WRITTEN REQUEST :: Which lines of the material contain the string "separator"? Copy each of them.

Annotated element entries ::
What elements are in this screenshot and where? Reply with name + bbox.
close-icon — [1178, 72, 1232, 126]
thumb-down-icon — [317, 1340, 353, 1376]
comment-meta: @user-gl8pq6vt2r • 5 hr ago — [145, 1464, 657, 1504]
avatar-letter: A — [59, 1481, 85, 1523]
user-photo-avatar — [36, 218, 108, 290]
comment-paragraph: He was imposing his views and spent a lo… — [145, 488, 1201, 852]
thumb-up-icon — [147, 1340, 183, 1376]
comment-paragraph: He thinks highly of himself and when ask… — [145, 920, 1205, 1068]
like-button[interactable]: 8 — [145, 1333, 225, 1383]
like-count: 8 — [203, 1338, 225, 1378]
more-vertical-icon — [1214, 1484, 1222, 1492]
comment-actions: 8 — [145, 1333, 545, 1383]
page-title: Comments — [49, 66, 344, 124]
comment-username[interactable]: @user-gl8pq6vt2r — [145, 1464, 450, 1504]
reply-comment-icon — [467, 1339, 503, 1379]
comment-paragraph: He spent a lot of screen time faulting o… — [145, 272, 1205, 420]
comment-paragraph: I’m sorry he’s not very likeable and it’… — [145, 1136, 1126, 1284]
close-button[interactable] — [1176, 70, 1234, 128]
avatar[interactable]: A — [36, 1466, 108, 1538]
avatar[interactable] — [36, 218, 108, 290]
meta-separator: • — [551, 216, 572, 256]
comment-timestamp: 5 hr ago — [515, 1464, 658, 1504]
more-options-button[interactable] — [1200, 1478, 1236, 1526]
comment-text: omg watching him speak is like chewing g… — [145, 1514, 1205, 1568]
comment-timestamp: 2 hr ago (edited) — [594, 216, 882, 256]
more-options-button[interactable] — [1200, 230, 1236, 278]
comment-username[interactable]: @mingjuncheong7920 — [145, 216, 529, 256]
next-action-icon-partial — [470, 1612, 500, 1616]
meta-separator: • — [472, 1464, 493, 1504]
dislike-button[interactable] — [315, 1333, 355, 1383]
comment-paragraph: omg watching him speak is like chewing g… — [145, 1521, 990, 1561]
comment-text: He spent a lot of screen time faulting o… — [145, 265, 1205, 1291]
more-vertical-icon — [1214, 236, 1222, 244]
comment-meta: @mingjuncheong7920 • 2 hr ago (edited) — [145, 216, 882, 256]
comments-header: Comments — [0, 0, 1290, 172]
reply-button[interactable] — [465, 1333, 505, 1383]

CORRECT RESULT ::
meta-separator: • — [551, 216, 572, 256]
meta-separator: • — [472, 1464, 493, 1504]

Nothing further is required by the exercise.